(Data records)
********************

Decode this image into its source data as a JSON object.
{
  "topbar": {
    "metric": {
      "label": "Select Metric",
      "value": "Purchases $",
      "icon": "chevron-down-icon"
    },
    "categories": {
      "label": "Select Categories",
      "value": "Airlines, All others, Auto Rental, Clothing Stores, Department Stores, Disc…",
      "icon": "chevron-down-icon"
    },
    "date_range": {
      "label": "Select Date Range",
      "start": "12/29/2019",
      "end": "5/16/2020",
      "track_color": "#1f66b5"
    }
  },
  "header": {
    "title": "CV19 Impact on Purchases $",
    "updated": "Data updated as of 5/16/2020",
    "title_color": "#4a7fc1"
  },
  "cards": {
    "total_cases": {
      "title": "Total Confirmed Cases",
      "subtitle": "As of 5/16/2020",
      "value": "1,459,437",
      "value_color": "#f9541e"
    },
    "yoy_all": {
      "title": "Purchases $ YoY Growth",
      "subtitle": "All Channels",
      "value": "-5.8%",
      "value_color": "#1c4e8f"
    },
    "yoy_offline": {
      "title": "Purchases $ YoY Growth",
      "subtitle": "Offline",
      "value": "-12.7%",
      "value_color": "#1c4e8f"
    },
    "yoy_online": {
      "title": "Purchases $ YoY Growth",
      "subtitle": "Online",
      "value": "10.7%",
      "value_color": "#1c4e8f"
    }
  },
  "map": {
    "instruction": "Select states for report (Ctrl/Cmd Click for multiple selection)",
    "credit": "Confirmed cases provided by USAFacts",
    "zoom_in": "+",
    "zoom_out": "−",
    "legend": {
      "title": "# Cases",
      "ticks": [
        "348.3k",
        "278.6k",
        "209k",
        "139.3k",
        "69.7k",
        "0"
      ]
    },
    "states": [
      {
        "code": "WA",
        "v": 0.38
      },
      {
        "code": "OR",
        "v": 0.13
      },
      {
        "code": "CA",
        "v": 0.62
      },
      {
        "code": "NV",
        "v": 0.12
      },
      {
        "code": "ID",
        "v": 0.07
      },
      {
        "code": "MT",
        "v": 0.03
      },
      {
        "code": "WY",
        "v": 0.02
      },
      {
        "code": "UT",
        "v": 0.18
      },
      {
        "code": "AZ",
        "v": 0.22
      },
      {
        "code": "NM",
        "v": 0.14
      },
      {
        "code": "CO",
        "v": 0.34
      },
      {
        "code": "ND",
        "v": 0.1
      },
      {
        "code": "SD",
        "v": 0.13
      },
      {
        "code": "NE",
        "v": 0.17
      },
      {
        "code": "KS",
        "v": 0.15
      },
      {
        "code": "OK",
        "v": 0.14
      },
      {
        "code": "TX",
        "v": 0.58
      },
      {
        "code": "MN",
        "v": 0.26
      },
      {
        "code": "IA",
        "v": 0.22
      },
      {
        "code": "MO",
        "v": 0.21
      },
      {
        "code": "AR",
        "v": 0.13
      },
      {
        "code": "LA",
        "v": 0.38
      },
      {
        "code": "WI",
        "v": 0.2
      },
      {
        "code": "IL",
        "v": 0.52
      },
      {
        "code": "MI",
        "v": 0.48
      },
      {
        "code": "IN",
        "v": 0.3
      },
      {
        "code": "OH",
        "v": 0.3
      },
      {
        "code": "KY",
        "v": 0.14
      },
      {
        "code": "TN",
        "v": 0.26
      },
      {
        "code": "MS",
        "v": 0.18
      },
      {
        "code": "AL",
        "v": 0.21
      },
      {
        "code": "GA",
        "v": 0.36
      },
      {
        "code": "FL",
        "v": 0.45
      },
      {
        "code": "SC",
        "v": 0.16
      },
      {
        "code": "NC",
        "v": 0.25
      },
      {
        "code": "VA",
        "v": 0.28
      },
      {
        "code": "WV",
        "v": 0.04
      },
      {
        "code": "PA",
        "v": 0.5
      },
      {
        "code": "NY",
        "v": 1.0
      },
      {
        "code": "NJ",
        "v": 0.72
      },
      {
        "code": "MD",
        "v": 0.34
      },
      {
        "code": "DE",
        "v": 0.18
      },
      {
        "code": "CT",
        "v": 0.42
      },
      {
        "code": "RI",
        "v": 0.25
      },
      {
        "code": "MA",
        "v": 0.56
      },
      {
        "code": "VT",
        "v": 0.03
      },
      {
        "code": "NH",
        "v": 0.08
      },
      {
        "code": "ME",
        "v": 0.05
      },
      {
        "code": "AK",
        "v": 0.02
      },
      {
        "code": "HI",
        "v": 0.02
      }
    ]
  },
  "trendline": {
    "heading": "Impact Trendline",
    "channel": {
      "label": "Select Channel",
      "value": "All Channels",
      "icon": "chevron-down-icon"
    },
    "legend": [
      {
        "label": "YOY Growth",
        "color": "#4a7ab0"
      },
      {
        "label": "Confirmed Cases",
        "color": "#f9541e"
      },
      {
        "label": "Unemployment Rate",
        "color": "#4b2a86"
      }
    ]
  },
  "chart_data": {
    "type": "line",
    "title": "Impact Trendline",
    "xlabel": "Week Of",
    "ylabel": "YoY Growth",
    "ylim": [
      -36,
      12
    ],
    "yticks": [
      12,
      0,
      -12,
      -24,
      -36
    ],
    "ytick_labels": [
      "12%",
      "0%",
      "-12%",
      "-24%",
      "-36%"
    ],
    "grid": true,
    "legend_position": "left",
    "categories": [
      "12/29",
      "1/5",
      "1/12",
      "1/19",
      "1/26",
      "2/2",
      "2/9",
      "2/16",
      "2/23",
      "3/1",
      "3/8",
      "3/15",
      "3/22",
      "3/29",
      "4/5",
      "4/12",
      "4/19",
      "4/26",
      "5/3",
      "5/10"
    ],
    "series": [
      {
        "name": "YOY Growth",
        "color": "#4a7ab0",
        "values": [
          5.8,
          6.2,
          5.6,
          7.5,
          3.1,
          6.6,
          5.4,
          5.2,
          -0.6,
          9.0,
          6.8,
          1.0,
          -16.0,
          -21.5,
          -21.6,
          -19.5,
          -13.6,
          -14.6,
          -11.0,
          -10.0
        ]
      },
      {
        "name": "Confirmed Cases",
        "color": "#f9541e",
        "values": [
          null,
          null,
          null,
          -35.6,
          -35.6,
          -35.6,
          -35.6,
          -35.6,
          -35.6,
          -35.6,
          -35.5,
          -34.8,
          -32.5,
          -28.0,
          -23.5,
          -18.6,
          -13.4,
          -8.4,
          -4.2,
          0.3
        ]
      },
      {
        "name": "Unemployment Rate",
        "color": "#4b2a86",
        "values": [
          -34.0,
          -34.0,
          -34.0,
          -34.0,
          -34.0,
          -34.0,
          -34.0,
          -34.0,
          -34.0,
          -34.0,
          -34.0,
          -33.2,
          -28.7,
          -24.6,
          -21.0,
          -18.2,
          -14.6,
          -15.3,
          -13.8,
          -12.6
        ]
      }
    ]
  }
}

********************

WORK TO DO. Work out how many lines above have the string "subtitle" in them, and give only the number.

SOLUTION BELOW. 4